— start Listing —

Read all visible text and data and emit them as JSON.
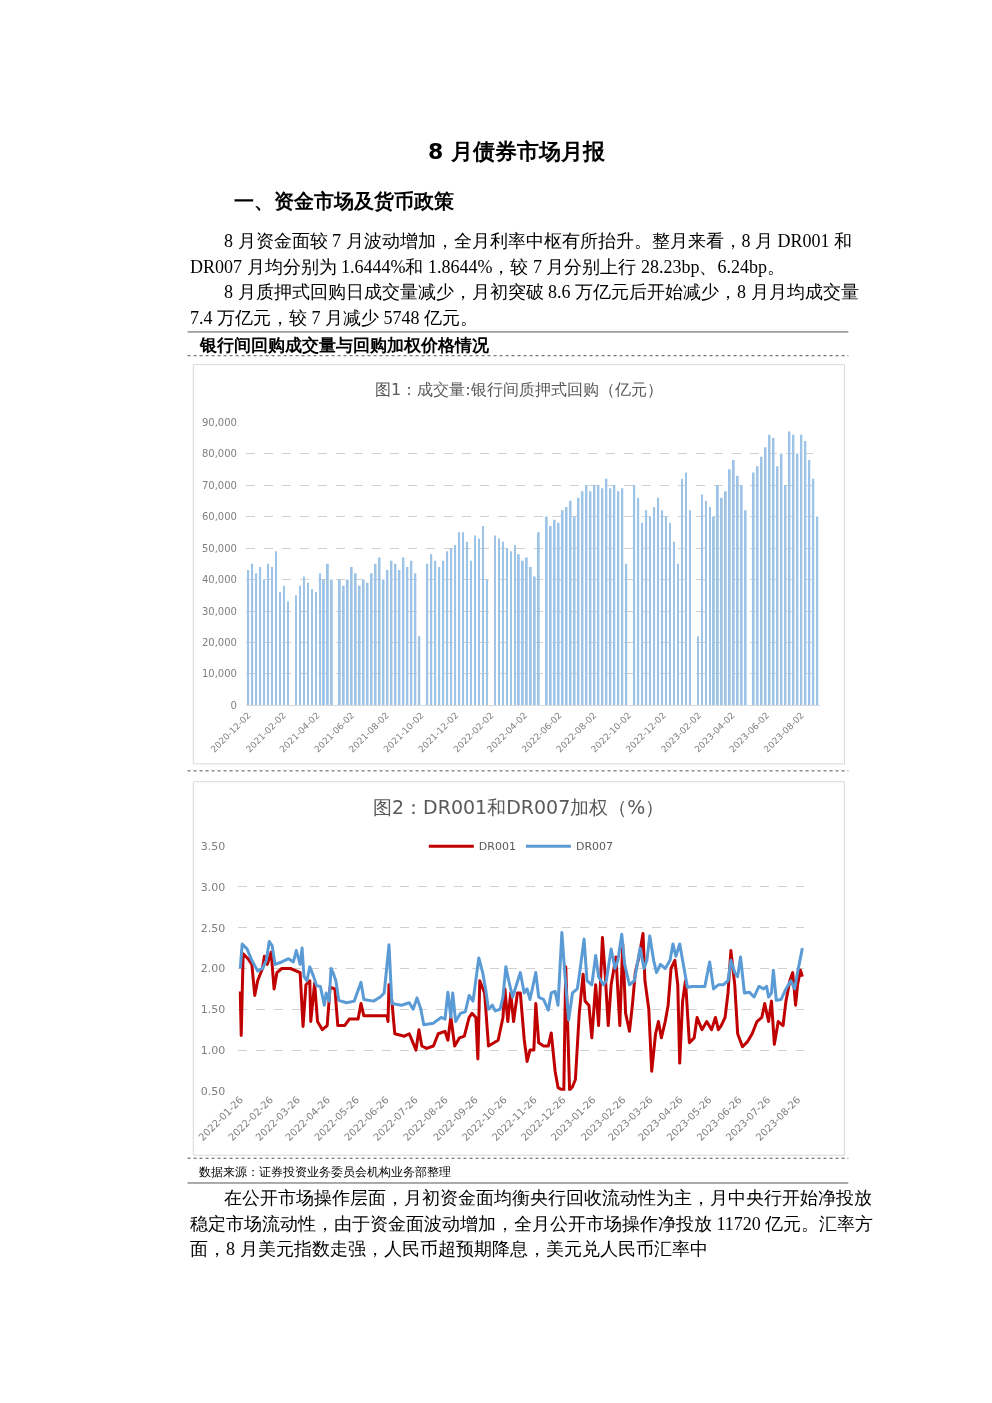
{
  "chart_data": [
    {
      "type": "bar",
      "title": "图1：成交量:银行间质押式回购（亿元）",
      "annotations": [
        "8 月债券市场月报",
        "一、资金市场及货币政策",
        "8 月资金面较 7 月波动增加，全月利率中枢有所抬升。整月来看，8 月 DR001 和 DR007 月均分别为 1.6444%和 1.8644%，较 7 月分别上行 28.23bp、6.24bp。",
        "8 月质押式回购日成交量减少，月初突破 8.6 万亿元后开始减少，8 月月均成交量 7.4 万亿元，较 7 月减少 5748 亿元。",
        "银行间回购成交量与回购加权价格情况"
      ],
      "x": [
        "2020-12-02",
        "2020-12-09",
        "2020-12-16",
        "2020-12-23",
        "2020-12-30",
        "2021-01-06",
        "2021-01-13",
        "2021-01-20",
        "2021-01-27",
        "2021-02-03",
        "2021-02-10",
        "2021-02-17",
        "2021-02-24",
        "2021-03-03",
        "2021-03-10",
        "2021-03-17",
        "2021-03-24",
        "2021-03-31",
        "2021-04-07",
        "2021-04-14",
        "2021-04-21",
        "2021-04-28",
        "2021-05-05",
        "2021-05-12",
        "2021-05-19",
        "2021-05-26",
        "2021-06-02",
        "2021-06-09",
        "2021-06-16",
        "2021-06-23",
        "2021-06-30",
        "2021-07-07",
        "2021-07-14",
        "2021-07-21",
        "2021-07-28",
        "2021-08-04",
        "2021-08-11",
        "2021-08-18",
        "2021-08-25",
        "2021-09-01",
        "2021-09-08",
        "2021-09-15",
        "2021-09-22",
        "2021-09-29",
        "2021-10-06",
        "2021-10-13",
        "2021-10-20",
        "2021-10-27",
        "2021-11-03",
        "2021-11-10",
        "2021-11-17",
        "2021-11-24",
        "2021-12-01",
        "2021-12-08",
        "2021-12-15",
        "2021-12-22",
        "2021-12-29",
        "2022-01-05",
        "2022-01-12",
        "2022-01-19",
        "2022-01-26",
        "2022-02-02",
        "2022-02-09",
        "2022-02-16",
        "2022-02-23",
        "2022-03-02",
        "2022-03-09",
        "2022-03-16",
        "2022-03-23",
        "2022-03-30",
        "2022-04-06",
        "2022-04-13",
        "2022-04-20",
        "2022-04-27",
        "2022-05-04",
        "2022-05-11",
        "2022-05-18",
        "2022-05-25",
        "2022-06-01",
        "2022-06-08",
        "2022-06-15",
        "2022-06-22",
        "2022-06-29",
        "2022-07-06",
        "2022-07-13",
        "2022-07-20",
        "2022-07-27",
        "2022-08-03",
        "2022-08-10",
        "2022-08-17",
        "2022-08-24",
        "2022-08-31",
        "2022-09-07",
        "2022-09-14",
        "2022-09-21",
        "2022-09-28",
        "2022-10-05",
        "2022-10-12",
        "2022-10-19",
        "2022-10-26",
        "2022-11-02",
        "2022-11-09",
        "2022-11-16",
        "2022-11-23",
        "2022-11-30",
        "2022-12-07",
        "2022-12-14",
        "2022-12-21",
        "2022-12-28",
        "2023-01-04",
        "2023-01-11",
        "2023-01-18",
        "2023-01-25",
        "2023-02-01",
        "2023-02-08",
        "2023-02-15",
        "2023-02-22",
        "2023-03-01",
        "2023-03-08",
        "2023-03-15",
        "2023-03-22",
        "2023-03-29",
        "2023-04-05",
        "2023-04-12",
        "2023-04-19",
        "2023-04-26",
        "2023-05-03",
        "2023-05-10",
        "2023-05-17",
        "2023-05-24",
        "2023-05-31",
        "2023-06-07",
        "2023-06-14",
        "2023-06-21",
        "2023-06-28",
        "2023-07-05",
        "2023-07-12",
        "2023-07-19",
        "2023-07-26",
        "2023-08-02",
        "2023-08-09",
        "2023-08-16",
        "2023-08-23",
        "2023-08-30"
      ],
      "values": [
        43000,
        45000,
        42000,
        44000,
        40000,
        45000,
        44000,
        49000,
        36000,
        38000,
        33000,
        null,
        35000,
        38000,
        41000,
        39000,
        37000,
        36000,
        42000,
        40000,
        45000,
        40000,
        null,
        40000,
        38000,
        40000,
        44000,
        42000,
        38000,
        40000,
        39000,
        42000,
        45000,
        47000,
        40000,
        43000,
        46000,
        45000,
        43000,
        47000,
        44000,
        46000,
        42000,
        22000,
        null,
        45000,
        48000,
        46000,
        44000,
        46000,
        49000,
        50000,
        51000,
        55000,
        55000,
        52000,
        46000,
        54000,
        53000,
        57000,
        40000,
        null,
        54000,
        53000,
        52000,
        50000,
        49000,
        51000,
        48000,
        46000,
        47000,
        44000,
        41000,
        55000,
        null,
        60000,
        57000,
        59000,
        58000,
        62000,
        63000,
        65000,
        60000,
        66000,
        68000,
        70000,
        68000,
        70000,
        70000,
        69000,
        72000,
        69000,
        70000,
        68000,
        69000,
        45000,
        null,
        70000,
        66000,
        58000,
        62000,
        60000,
        63000,
        66000,
        62000,
        60000,
        58000,
        52000,
        45000,
        72000,
        74000,
        62000,
        null,
        22000,
        67000,
        65000,
        63000,
        60000,
        70000,
        66000,
        68000,
        75000,
        78000,
        73000,
        70000,
        62000,
        null,
        74000,
        76000,
        79000,
        82000,
        86000,
        85000,
        76000,
        80000,
        70000,
        87000,
        86000,
        80000,
        86000,
        84000,
        78000,
        72000,
        60000
      ],
      "color": "#9dc3e6",
      "xlim": [
        "2020-11-28",
        "2023-09-03"
      ],
      "xticks": [
        "2020-12-02",
        "2021-02-02",
        "2021-04-02",
        "2021-06-02",
        "2021-08-02",
        "2021-10-02",
        "2021-12-02",
        "2022-02-02",
        "2022-04-02",
        "2022-06-02",
        "2022-08-02",
        "2022-10-02",
        "2022-12-02",
        "2023-02-02",
        "2023-04-02",
        "2023-06-02",
        "2023-08-02"
      ],
      "ylim": [
        0,
        90000
      ],
      "yticks": [
        0,
        {
          "value": 10000,
          "label": "10,000"
        },
        {
          "value": 20000,
          "label": "20,000"
        },
        {
          "value": 30000,
          "label": "30,000"
        },
        {
          "value": 40000,
          "label": "40,000"
        },
        {
          "value": 50000,
          "label": "50,000"
        },
        {
          "value": 60000,
          "label": "60,000"
        },
        {
          "value": 70000,
          "label": "70,000"
        },
        {
          "value": 80000,
          "label": "80,000"
        },
        {
          "value": 90000,
          "label": "90,000"
        }
      ],
      "grid": "y"
    },
    {
      "type": "line",
      "title": "图2：DR001和DR007加权（%）",
      "annotations": [
        "数据来源：证券投资业务委员会机构业务部整理",
        "在公开市场操作层面，月初资金面均衡央行回收流动性为主，月中央行开始净投放稳定市场流动性，由于资金面波动增加，全月公开市场操作净投放 11720 亿元。汇率方面，8 月美元指数走强，人民币超预期降息，美元兑人民币汇率中"
      ],
      "series": [
        {
          "name": "DR001",
          "color": "#c00000",
          "x": [
            "2022-01-26",
            "2022-01-27",
            "2022-01-29",
            "2022-02-03",
            "2022-02-07",
            "2022-02-10",
            "2022-02-13",
            "2022-02-18",
            "2022-02-20",
            "2022-02-23",
            "2022-02-27",
            "2022-03-02",
            "2022-03-05",
            "2022-03-10",
            "2022-03-19",
            "2022-03-29",
            "2022-04-01",
            "2022-04-04",
            "2022-04-08",
            "2022-04-09",
            "2022-04-13",
            "2022-04-16",
            "2022-04-21",
            "2022-04-26",
            "2022-04-29",
            "2022-05-04",
            "2022-05-07",
            "2022-05-14",
            "2022-05-19",
            "2022-05-28",
            "2022-05-31",
            "2022-06-03",
            "2022-06-13",
            "2022-06-27",
            "2022-06-28",
            "2022-06-29",
            "2022-07-02",
            "2022-07-05",
            "2022-07-15",
            "2022-07-20",
            "2022-07-27",
            "2022-07-30",
            "2022-08-02",
            "2022-08-07",
            "2022-08-14",
            "2022-08-19",
            "2022-08-26",
            "2022-08-29",
            "2022-09-01",
            "2022-09-05",
            "2022-09-10",
            "2022-09-15",
            "2022-09-20",
            "2022-09-23",
            "2022-09-27",
            "2022-09-29",
            "2022-10-01",
            "2022-10-06",
            "2022-10-10",
            "2022-10-20",
            "2022-10-25",
            "2022-10-27",
            "2022-10-30",
            "2022-11-02",
            "2022-11-05",
            "2022-11-09",
            "2022-11-12",
            "2022-11-16",
            "2022-11-19",
            "2022-11-22",
            "2022-11-26",
            "2022-11-28",
            "2022-12-01",
            "2022-12-06",
            "2022-12-11",
            "2022-12-14",
            "2022-12-18",
            "2022-12-21",
            "2022-12-27",
            "2022-12-29",
            "2022-12-31",
            "2023-01-02",
            "2023-01-05",
            "2023-01-08",
            "2023-01-12",
            "2023-01-16",
            "2023-01-18",
            "2023-01-22",
            "2023-01-25",
            "2023-01-29",
            "2023-02-01",
            "2023-02-05",
            "2023-02-08",
            "2023-02-11",
            "2023-02-14",
            "2023-02-19",
            "2023-02-23",
            "2023-02-26",
            "2023-03-01",
            "2023-03-05",
            "2023-03-08",
            "2023-03-11",
            "2023-03-15",
            "2023-03-19",
            "2023-03-21",
            "2023-03-25",
            "2023-03-28",
            "2023-04-01",
            "2023-04-04",
            "2023-04-07",
            "2023-04-11",
            "2023-04-14",
            "2023-04-17",
            "2023-04-21",
            "2023-04-24",
            "2023-04-26",
            "2023-04-29",
            "2023-05-02",
            "2023-05-06",
            "2023-05-11",
            "2023-05-14",
            "2023-05-19",
            "2023-05-24",
            "2023-05-29",
            "2023-06-02",
            "2023-06-05",
            "2023-06-08",
            "2023-06-12",
            "2023-06-15",
            "2023-06-18",
            "2023-06-22",
            "2023-06-25",
            "2023-06-30",
            "2023-07-05",
            "2023-07-10",
            "2023-07-15",
            "2023-07-20",
            "2023-07-23",
            "2023-07-27",
            "2023-07-30",
            "2023-08-02",
            "2023-08-06",
            "2023-08-11",
            "2023-08-14",
            "2023-08-18",
            "2023-08-21",
            "2023-08-24",
            "2023-08-26",
            "2023-08-29",
            "2023-08-31"
          ],
          "values": [
            1.72,
            1.18,
            2.18,
            2.12,
            2.05,
            1.67,
            1.85,
            2.0,
            2.15,
            2.05,
            2.2,
            1.75,
            1.95,
            2.0,
            2.0,
            1.95,
            1.29,
            1.8,
            1.85,
            1.35,
            1.82,
            1.35,
            1.25,
            1.3,
            1.77,
            1.75,
            1.3,
            1.3,
            1.38,
            1.38,
            1.57,
            1.42,
            1.42,
            1.42,
            1.35,
            1.8,
            1.6,
            1.2,
            1.17,
            1.2,
            1.0,
            1.25,
            1.05,
            1.02,
            1.05,
            1.2,
            1.23,
            1.12,
            1.41,
            1.05,
            1.15,
            1.17,
            1.4,
            1.45,
            1.4,
            0.89,
            1.85,
            1.7,
            1.05,
            1.12,
            1.4,
            1.75,
            1.35,
            1.7,
            1.35,
            1.7,
            1.7,
            1.13,
            0.86,
            1.0,
            1.0,
            1.57,
            1.09,
            1.05,
            1.05,
            1.21,
            0.74,
            0.54,
            0.5,
            2.02,
            1.3,
            0.51,
            0.55,
            0.64,
            1.45,
            1.93,
            1.6,
            1.55,
            1.15,
            1.8,
            1.3,
            2.38,
            1.9,
            1.3,
            1.8,
            2.14,
            1.3,
            2.3,
            1.45,
            1.23,
            1.55,
            1.95,
            2.15,
            2.43,
            1.85,
            1.5,
            0.74,
            1.2,
            1.35,
            1.15,
            1.35,
            1.55,
            2.0,
            2.1,
            1.8,
            0.84,
            1.6,
            1.85,
            1.09,
            1.15,
            1.4,
            1.25,
            1.35,
            1.25,
            1.4,
            1.25,
            1.3,
            1.4,
            1.7,
            2.22,
            1.8,
            1.2,
            1.04,
            1.1,
            1.2,
            1.35,
            1.4,
            1.57,
            1.35,
            1.6,
            1.07,
            1.35,
            1.3,
            1.6,
            1.85,
            1.95,
            1.55,
            1.8,
            1.98,
            1.9
          ]
        },
        {
          "name": "DR007",
          "color": "#5b9bd5",
          "x": [
            "2022-01-26",
            "2022-01-28",
            "2022-02-02",
            "2022-02-07",
            "2022-02-13",
            "2022-02-18",
            "2022-02-22",
            "2022-02-25",
            "2022-02-28",
            "2022-03-03",
            "2022-03-10",
            "2022-03-17",
            "2022-03-22",
            "2022-03-25",
            "2022-03-29",
            "2022-03-31",
            "2022-04-02",
            "2022-04-05",
            "2022-04-08",
            "2022-04-12",
            "2022-04-15",
            "2022-04-19",
            "2022-04-23",
            "2022-04-25",
            "2022-04-28",
            "2022-04-30",
            "2022-05-02",
            "2022-05-05",
            "2022-05-08",
            "2022-05-16",
            "2022-05-24",
            "2022-05-27",
            "2022-05-31",
            "2022-06-03",
            "2022-06-13",
            "2022-06-20",
            "2022-06-24",
            "2022-06-29",
            "2022-07-02",
            "2022-07-12",
            "2022-07-20",
            "2022-07-24",
            "2022-07-28",
            "2022-08-01",
            "2022-08-04",
            "2022-08-14",
            "2022-08-22",
            "2022-08-26",
            "2022-08-29",
            "2022-09-01",
            "2022-09-03",
            "2022-09-06",
            "2022-09-11",
            "2022-09-16",
            "2022-09-20",
            "2022-09-24",
            "2022-09-30",
            "2022-10-04",
            "2022-10-07",
            "2022-10-10",
            "2022-10-14",
            "2022-10-17",
            "2022-10-22",
            "2022-10-25",
            "2022-10-28",
            "2022-10-31",
            "2022-11-04",
            "2022-11-08",
            "2022-11-12",
            "2022-11-16",
            "2022-11-19",
            "2022-11-22",
            "2022-11-28",
            "2022-12-01",
            "2022-12-06",
            "2022-12-11",
            "2022-12-14",
            "2022-12-18",
            "2022-12-21",
            "2022-12-25",
            "2022-12-28",
            "2023-01-01",
            "2023-01-05",
            "2023-01-10",
            "2023-01-13",
            "2023-01-17",
            "2023-01-20",
            "2023-01-25",
            "2023-01-29",
            "2023-02-01",
            "2023-02-06",
            "2023-02-09",
            "2023-02-14",
            "2023-02-18",
            "2023-02-21",
            "2023-02-25",
            "2023-02-28",
            "2023-03-05",
            "2023-03-10",
            "2023-03-13",
            "2023-03-16",
            "2023-03-20",
            "2023-03-23",
            "2023-03-26",
            "2023-03-30",
            "2023-04-02",
            "2023-04-06",
            "2023-04-11",
            "2023-04-16",
            "2023-04-19",
            "2023-04-22",
            "2023-04-26",
            "2023-04-29",
            "2023-05-04",
            "2023-05-09",
            "2023-05-16",
            "2023-05-22",
            "2023-05-27",
            "2023-05-31",
            "2023-06-05",
            "2023-06-10",
            "2023-06-15",
            "2023-06-18",
            "2023-06-22",
            "2023-06-25",
            "2023-06-28",
            "2023-07-02",
            "2023-07-07",
            "2023-07-12",
            "2023-07-17",
            "2023-07-22",
            "2023-07-25",
            "2023-07-27",
            "2023-07-30",
            "2023-08-01",
            "2023-08-04",
            "2023-08-09",
            "2023-08-14",
            "2023-08-19",
            "2023-08-23",
            "2023-08-26",
            "2023-08-31"
          ],
          "values": [
            2.0,
            2.3,
            2.24,
            2.1,
            1.97,
            2.0,
            2.1,
            2.33,
            2.28,
            2.05,
            2.08,
            2.12,
            2.08,
            2.22,
            2.05,
            2.25,
            1.9,
            1.85,
            2.02,
            1.9,
            1.79,
            1.78,
            1.55,
            1.7,
            1.6,
            2.0,
            1.95,
            1.85,
            1.61,
            1.58,
            1.6,
            1.7,
            1.83,
            1.62,
            1.6,
            1.65,
            1.7,
            2.29,
            1.57,
            1.55,
            1.58,
            1.5,
            1.64,
            1.5,
            1.31,
            1.33,
            1.4,
            1.38,
            1.71,
            1.4,
            1.7,
            1.35,
            1.45,
            1.47,
            1.67,
            1.6,
            2.13,
            1.95,
            1.75,
            1.5,
            1.55,
            1.48,
            1.5,
            1.65,
            2.02,
            1.85,
            1.65,
            1.8,
            1.95,
            1.7,
            1.75,
            1.62,
            1.95,
            1.65,
            1.62,
            1.49,
            1.7,
            1.72,
            1.55,
            2.44,
            1.95,
            1.37,
            1.7,
            1.75,
            2.0,
            2.36,
            1.85,
            1.8,
            2.16,
            1.9,
            1.8,
            1.85,
            2.24,
            2.0,
            2.1,
            2.42,
            2.05,
            1.8,
            1.85,
            2.05,
            2.25,
            2.0,
            2.1,
            2.4,
            2.1,
            1.95,
            2.05,
            2.0,
            2.1,
            2.3,
            2.15,
            2.3,
            2.1,
            1.77,
            1.78,
            1.78,
            1.78,
            2.08,
            1.75,
            1.8,
            1.8,
            1.85,
            2.1,
            1.95,
            1.9,
            2.14,
            1.7,
            1.71,
            1.65,
            1.78,
            1.75,
            1.78,
            1.65,
            1.7,
            1.98,
            1.61,
            1.62,
            1.75,
            1.85,
            1.75,
            1.95,
            2.25
          ]
        }
      ],
      "xlim": [
        "2022-01-24",
        "2023-09-02"
      ],
      "xticks": [
        "2022-01-26",
        "2022-02-26",
        "2022-03-26",
        "2022-04-26",
        "2022-05-26",
        "2022-06-26",
        "2022-07-26",
        "2022-08-26",
        "2022-09-26",
        "2022-10-26",
        "2022-11-26",
        "2022-12-26",
        "2023-01-26",
        "2023-02-26",
        "2023-03-26",
        "2023-04-26",
        "2023-05-26",
        "2023-06-26",
        "2023-07-26",
        "2023-08-26"
      ],
      "ylim": [
        0.5,
        3.5
      ],
      "yticks": [
        {
          "value": 0.5,
          "label": "0.50"
        },
        {
          "value": 1.0,
          "label": "1.00"
        },
        {
          "value": 1.5,
          "label": "1.50"
        },
        {
          "value": 2.0,
          "label": "2.00"
        },
        {
          "value": 2.5,
          "label": "2.50"
        },
        {
          "value": 3.0,
          "label": "3.00"
        },
        {
          "value": 3.5,
          "label": "3.50"
        }
      ],
      "grid": "y",
      "legend": "top"
    }
  ]
}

— end Listing —

Directions: Say how many lines hold the word "title", giving the number and nothing else.

Task response: 2